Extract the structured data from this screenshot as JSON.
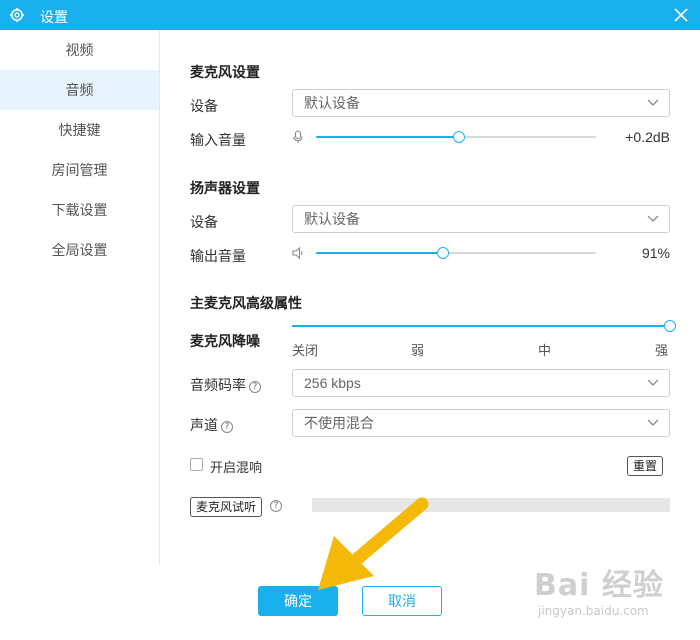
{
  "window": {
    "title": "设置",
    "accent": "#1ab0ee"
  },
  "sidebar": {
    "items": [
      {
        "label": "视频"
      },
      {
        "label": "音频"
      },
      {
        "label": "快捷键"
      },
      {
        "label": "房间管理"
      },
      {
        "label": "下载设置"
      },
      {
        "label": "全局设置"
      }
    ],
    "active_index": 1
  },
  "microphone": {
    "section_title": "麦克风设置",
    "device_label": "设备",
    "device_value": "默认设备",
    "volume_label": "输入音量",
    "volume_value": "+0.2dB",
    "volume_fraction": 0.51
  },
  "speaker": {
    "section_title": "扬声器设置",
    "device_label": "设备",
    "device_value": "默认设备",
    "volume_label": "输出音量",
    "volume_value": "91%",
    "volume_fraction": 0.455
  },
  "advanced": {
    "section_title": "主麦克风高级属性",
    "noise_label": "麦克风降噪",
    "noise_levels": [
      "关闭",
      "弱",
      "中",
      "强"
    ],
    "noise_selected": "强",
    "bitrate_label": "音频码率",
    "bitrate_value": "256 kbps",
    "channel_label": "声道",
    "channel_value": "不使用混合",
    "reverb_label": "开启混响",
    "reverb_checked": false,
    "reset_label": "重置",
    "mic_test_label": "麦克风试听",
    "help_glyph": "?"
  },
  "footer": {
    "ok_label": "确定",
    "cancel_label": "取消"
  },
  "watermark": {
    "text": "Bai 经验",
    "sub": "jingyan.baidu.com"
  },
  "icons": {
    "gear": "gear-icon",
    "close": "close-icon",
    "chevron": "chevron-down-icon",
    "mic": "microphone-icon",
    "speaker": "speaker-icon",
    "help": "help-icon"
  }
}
•••••
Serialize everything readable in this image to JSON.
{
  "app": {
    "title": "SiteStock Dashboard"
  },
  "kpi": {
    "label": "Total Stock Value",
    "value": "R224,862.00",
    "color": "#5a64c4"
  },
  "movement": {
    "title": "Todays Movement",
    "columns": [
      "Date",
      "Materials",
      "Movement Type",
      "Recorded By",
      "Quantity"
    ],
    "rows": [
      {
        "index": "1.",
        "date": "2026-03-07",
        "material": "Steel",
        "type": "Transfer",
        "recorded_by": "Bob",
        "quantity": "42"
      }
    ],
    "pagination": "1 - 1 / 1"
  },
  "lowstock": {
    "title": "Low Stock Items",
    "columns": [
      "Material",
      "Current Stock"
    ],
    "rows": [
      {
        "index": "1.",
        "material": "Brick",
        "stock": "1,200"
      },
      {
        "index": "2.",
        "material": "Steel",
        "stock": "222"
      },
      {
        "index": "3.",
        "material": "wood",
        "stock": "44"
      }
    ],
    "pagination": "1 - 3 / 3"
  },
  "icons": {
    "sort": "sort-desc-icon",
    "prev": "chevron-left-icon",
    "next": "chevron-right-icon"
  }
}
•••••
**What to produce**
Pick out the lines that have the word "this". Copy them all.

**Solution**
Extract the structured data from this screenshot as JSON.
Serialize everything readable in this image to JSON.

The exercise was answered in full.